[TASK TO CARRY OUT]: The records that follow must be repeated verbatim, every one of them.

##########

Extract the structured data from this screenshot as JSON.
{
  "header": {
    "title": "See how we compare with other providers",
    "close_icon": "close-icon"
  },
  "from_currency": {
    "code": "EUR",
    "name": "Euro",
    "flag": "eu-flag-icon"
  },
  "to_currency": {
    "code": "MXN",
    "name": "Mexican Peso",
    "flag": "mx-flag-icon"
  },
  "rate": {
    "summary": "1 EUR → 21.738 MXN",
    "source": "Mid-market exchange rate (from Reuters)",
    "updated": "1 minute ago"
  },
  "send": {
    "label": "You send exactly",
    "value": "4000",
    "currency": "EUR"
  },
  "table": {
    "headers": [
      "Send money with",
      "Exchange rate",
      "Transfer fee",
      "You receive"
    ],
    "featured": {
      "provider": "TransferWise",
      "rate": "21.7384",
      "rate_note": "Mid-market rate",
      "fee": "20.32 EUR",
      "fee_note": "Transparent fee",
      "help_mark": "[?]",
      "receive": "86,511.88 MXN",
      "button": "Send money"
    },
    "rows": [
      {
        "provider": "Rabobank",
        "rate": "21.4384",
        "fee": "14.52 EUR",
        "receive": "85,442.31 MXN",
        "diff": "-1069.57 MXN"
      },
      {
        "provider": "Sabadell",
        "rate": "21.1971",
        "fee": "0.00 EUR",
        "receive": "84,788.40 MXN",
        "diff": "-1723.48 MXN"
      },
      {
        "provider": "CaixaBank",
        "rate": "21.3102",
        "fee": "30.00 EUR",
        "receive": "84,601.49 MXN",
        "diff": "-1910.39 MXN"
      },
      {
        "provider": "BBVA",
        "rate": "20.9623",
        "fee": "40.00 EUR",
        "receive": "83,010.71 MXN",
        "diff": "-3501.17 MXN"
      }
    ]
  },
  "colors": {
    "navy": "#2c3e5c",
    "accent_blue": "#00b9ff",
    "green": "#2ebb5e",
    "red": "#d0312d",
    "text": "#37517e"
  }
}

##########

[FULL RESPONSE]:
Extract the structured data from this screenshot as JSON.
{
  "header": {
    "title": "See how we compare with other providers",
    "close_icon": "close-icon"
  },
  "from_currency": {
    "code": "EUR",
    "name": "Euro",
    "flag": "eu-flag-icon"
  },
  "to_currency": {
    "code": "MXN",
    "name": "Mexican Peso",
    "flag": "mx-flag-icon"
  },
  "rate": {
    "summary": "1 EUR → 21.738 MXN",
    "source": "Mid-market exchange rate (from Reuters)",
    "updated": "1 minute ago"
  },
  "send": {
    "label": "You send exactly",
    "value": "4000",
    "currency": "EUR"
  },
  "table": {
    "headers": [
      "Send money with",
      "Exchange rate",
      "Transfer fee",
      "You receive"
    ],
    "featured": {
      "provider": "TransferWise",
      "rate": "21.7384",
      "rate_note": "Mid-market rate",
      "fee": "20.32 EUR",
      "fee_note": "Transparent fee",
      "help_mark": "[?]",
      "receive": "86,511.88 MXN",
      "button": "Send money"
    },
    "rows": [
      {
        "provider": "Rabobank",
        "rate": "21.4384",
        "fee": "14.52 EUR",
        "receive": "85,442.31 MXN",
        "diff": "-1069.57 MXN"
      },
      {
        "provider": "Sabadell",
        "rate": "21.1971",
        "fee": "0.00 EUR",
        "receive": "84,788.40 MXN",
        "diff": "-1723.48 MXN"
      },
      {
        "provider": "CaixaBank",
        "rate": "21.3102",
        "fee": "30.00 EUR",
        "receive": "84,601.49 MXN",
        "diff": "-1910.39 MXN"
      },
      {
        "provider": "BBVA",
        "rate": "20.9623",
        "fee": "40.00 EUR",
        "receive": "83,010.71 MXN",
        "diff": "-3501.17 MXN"
      }
    ]
  },
  "colors": {
    "navy": "#2c3e5c",
    "accent_blue": "#00b9ff",
    "green": "#2ebb5e",
    "red": "#d0312d",
    "text": "#37517e"
  }
}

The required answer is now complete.